SUPPLIED MATERIAL:
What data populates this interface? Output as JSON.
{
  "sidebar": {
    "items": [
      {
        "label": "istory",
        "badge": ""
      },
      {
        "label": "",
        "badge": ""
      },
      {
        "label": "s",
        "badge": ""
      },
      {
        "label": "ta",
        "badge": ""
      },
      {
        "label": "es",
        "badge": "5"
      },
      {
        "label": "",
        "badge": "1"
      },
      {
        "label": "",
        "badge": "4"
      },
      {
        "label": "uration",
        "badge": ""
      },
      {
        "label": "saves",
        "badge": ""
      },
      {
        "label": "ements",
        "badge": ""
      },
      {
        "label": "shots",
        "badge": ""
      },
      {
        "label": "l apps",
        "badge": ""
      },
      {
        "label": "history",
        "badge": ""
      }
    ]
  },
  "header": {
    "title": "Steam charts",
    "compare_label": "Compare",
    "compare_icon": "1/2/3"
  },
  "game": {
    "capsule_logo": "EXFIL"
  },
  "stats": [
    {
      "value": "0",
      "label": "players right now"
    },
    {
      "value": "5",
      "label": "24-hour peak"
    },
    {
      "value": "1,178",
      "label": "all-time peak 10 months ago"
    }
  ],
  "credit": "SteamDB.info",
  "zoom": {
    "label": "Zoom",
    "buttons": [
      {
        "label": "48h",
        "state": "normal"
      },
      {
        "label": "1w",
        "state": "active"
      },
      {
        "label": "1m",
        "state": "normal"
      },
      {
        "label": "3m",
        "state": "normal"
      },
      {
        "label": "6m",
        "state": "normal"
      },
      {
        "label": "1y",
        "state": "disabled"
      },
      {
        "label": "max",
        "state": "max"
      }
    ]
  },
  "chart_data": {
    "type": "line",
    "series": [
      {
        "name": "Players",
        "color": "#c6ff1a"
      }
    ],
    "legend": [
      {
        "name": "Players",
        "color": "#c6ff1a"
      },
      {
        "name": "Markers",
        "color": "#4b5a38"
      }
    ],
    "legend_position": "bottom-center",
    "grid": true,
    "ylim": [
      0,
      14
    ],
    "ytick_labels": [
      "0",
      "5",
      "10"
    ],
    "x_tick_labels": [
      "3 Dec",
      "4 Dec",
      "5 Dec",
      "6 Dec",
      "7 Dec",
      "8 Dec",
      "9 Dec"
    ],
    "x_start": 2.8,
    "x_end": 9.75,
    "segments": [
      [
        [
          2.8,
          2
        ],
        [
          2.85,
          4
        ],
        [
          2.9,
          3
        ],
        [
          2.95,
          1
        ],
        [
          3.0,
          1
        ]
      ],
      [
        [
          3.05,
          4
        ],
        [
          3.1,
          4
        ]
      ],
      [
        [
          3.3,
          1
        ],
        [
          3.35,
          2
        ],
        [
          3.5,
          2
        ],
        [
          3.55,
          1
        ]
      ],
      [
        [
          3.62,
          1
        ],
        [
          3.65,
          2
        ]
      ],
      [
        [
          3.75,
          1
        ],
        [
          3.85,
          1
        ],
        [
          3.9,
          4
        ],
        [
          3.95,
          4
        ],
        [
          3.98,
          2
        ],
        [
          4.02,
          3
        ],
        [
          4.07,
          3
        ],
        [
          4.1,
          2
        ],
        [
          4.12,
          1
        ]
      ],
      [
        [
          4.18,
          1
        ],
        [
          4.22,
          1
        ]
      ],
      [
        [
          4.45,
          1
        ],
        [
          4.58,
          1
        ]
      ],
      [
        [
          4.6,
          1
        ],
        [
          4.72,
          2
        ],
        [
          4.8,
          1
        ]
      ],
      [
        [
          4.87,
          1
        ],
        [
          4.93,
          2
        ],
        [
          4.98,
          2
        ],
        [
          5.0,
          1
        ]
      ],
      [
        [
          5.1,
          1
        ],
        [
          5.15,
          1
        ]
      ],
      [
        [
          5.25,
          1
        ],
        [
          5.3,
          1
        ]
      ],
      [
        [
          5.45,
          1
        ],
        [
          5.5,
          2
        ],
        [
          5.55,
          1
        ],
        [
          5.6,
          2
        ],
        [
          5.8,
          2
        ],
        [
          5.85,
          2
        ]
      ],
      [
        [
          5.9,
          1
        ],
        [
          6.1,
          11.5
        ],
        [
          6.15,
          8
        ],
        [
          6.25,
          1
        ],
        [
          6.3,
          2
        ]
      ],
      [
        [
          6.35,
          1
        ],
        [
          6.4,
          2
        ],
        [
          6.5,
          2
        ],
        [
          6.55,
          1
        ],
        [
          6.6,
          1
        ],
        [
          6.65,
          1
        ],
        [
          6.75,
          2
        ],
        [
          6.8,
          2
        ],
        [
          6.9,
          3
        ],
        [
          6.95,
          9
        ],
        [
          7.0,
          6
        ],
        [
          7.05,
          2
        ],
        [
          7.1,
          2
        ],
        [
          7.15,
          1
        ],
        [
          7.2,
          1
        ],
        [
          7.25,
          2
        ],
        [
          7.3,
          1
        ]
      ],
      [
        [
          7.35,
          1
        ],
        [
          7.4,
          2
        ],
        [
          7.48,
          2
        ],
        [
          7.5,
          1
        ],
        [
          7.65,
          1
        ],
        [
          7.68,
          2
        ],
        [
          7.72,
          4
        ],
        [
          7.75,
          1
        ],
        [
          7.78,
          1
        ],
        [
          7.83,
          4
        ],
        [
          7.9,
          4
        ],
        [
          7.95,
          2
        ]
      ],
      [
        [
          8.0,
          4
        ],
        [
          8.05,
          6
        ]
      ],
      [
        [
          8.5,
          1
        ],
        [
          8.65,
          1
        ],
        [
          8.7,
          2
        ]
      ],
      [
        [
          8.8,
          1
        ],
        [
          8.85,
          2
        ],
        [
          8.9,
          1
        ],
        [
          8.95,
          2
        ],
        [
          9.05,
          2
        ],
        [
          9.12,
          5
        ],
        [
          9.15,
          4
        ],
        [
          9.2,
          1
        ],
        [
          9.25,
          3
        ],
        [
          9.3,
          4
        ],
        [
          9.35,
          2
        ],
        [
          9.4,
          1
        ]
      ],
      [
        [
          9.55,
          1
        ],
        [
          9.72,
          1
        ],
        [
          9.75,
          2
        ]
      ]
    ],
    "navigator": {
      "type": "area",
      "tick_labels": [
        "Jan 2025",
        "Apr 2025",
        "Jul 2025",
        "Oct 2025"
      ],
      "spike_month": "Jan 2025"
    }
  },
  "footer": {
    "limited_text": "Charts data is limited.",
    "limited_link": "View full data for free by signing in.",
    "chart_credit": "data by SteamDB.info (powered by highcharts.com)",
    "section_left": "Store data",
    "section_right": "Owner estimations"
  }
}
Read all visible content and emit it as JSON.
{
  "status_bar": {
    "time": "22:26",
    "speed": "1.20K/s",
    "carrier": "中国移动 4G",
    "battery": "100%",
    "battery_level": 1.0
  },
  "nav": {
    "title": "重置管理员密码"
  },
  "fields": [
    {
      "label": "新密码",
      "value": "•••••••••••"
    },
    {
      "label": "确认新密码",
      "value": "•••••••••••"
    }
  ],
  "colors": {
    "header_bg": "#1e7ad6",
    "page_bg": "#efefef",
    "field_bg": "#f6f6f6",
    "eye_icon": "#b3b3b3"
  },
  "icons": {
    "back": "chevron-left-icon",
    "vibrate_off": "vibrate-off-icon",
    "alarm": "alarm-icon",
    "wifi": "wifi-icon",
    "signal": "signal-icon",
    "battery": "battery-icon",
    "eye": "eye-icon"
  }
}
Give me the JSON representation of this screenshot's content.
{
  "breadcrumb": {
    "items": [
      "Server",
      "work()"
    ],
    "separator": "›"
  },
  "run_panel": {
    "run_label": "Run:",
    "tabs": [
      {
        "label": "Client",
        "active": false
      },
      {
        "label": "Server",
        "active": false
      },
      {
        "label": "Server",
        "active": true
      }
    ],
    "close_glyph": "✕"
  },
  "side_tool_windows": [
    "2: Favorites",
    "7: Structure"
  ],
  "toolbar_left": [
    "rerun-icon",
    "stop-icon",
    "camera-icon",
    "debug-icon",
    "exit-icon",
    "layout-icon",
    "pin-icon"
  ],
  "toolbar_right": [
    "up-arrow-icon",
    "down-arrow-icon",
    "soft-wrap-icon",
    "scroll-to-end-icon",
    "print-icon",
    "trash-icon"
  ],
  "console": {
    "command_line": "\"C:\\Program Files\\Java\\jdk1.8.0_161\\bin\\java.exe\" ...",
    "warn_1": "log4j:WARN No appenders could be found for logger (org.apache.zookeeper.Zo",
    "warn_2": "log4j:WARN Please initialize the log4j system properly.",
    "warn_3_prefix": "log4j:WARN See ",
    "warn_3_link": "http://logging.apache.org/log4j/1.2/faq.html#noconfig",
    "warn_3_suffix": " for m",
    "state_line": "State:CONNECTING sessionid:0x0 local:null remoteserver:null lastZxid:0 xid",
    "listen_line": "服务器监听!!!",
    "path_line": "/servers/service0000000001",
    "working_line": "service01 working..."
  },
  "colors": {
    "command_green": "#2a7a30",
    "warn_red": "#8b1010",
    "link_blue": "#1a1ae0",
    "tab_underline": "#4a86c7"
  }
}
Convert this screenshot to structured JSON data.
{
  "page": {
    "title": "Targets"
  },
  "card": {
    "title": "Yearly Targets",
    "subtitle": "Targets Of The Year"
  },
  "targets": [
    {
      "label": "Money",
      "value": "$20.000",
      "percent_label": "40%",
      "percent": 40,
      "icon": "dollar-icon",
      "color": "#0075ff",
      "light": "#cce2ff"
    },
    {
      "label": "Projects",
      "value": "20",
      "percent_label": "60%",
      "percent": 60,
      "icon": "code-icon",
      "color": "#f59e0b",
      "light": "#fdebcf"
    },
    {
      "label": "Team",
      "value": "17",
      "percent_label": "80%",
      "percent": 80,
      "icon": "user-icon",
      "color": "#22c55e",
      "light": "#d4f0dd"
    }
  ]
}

BRIEF: Only lines that contain the word "SteamDB" are wanted; copy each of them.

CORRECT OUTPUT:
  "credit": "SteamDB.info",
    "chart_credit": "data by SteamDB.info (powered by highcharts.com)",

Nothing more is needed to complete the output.